[Dataset records]
_____

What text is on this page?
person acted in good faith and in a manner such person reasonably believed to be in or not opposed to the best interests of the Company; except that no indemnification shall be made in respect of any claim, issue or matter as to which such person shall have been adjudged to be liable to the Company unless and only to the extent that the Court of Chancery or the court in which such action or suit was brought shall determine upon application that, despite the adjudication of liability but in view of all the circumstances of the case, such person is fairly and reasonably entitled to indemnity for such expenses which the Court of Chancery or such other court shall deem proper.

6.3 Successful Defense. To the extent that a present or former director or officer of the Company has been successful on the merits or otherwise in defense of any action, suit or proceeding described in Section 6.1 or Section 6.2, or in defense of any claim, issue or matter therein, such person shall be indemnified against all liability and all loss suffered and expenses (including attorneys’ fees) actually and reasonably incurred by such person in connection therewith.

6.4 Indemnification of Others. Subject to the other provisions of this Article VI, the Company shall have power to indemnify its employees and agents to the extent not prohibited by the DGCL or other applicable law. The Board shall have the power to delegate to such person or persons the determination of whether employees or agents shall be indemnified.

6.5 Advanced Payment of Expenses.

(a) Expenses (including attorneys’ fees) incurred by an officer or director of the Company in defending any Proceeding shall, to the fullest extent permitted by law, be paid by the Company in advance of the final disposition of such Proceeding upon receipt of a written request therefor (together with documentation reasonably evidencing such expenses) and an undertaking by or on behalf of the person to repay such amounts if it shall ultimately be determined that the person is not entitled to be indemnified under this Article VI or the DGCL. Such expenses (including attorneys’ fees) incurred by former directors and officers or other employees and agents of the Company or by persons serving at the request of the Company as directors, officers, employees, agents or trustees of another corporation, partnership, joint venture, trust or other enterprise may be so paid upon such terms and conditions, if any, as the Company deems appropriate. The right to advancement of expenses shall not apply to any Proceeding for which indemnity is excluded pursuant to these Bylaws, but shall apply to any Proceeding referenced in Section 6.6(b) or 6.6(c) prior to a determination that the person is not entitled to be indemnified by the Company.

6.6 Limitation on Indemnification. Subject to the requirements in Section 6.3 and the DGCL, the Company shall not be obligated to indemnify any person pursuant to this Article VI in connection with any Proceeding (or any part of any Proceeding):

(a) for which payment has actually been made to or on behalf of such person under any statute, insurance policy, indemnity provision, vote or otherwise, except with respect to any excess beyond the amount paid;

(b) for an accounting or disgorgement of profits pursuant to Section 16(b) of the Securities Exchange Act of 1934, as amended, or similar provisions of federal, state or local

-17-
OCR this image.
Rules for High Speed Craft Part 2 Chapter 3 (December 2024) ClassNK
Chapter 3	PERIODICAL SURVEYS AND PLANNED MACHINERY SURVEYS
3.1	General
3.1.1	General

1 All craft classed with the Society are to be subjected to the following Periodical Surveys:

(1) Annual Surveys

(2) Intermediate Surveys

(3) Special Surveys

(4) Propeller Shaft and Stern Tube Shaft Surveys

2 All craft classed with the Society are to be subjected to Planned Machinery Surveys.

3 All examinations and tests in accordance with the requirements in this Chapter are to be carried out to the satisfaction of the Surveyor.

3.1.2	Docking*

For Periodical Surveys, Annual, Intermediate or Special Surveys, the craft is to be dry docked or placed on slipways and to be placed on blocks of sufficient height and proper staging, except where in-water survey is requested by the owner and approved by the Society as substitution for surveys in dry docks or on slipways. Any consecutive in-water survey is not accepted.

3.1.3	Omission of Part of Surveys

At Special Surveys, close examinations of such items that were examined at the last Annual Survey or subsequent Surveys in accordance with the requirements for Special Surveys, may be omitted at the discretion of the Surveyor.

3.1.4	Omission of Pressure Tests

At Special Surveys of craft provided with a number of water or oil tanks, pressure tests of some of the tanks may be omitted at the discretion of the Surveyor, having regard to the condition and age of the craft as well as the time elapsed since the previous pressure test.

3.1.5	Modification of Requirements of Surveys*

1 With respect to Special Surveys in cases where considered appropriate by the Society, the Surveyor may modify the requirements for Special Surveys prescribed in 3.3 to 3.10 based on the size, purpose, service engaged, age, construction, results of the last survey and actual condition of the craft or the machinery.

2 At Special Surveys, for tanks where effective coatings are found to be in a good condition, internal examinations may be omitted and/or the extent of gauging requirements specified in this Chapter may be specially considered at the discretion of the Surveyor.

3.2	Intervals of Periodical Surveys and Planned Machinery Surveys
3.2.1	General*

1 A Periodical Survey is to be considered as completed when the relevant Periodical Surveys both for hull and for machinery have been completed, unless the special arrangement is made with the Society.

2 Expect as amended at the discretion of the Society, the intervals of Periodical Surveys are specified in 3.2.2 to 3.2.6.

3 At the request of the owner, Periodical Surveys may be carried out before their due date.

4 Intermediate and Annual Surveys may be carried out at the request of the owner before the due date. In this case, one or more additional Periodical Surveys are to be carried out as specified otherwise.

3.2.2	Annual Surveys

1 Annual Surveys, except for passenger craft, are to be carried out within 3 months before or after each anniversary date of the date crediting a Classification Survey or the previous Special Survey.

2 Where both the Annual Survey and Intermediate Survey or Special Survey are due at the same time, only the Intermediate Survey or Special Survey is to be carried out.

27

_____

Every line that holds the word "date" should be extracted.

Result of the exercise:
3 At the request of the owner, Periodical Surveys may be carried out before their due date.
4 Intermediate and Annual Surveys may be carried out at the request of the owner before the due date. In this case, one or more additional Periodical Surveys are to be carried out as specified otherwise.
1 Annual Surveys, except for passenger craft, are to be carried out within 3 months before or after each anniversary date of the date crediting a Classification Survey or the previous Special Survey.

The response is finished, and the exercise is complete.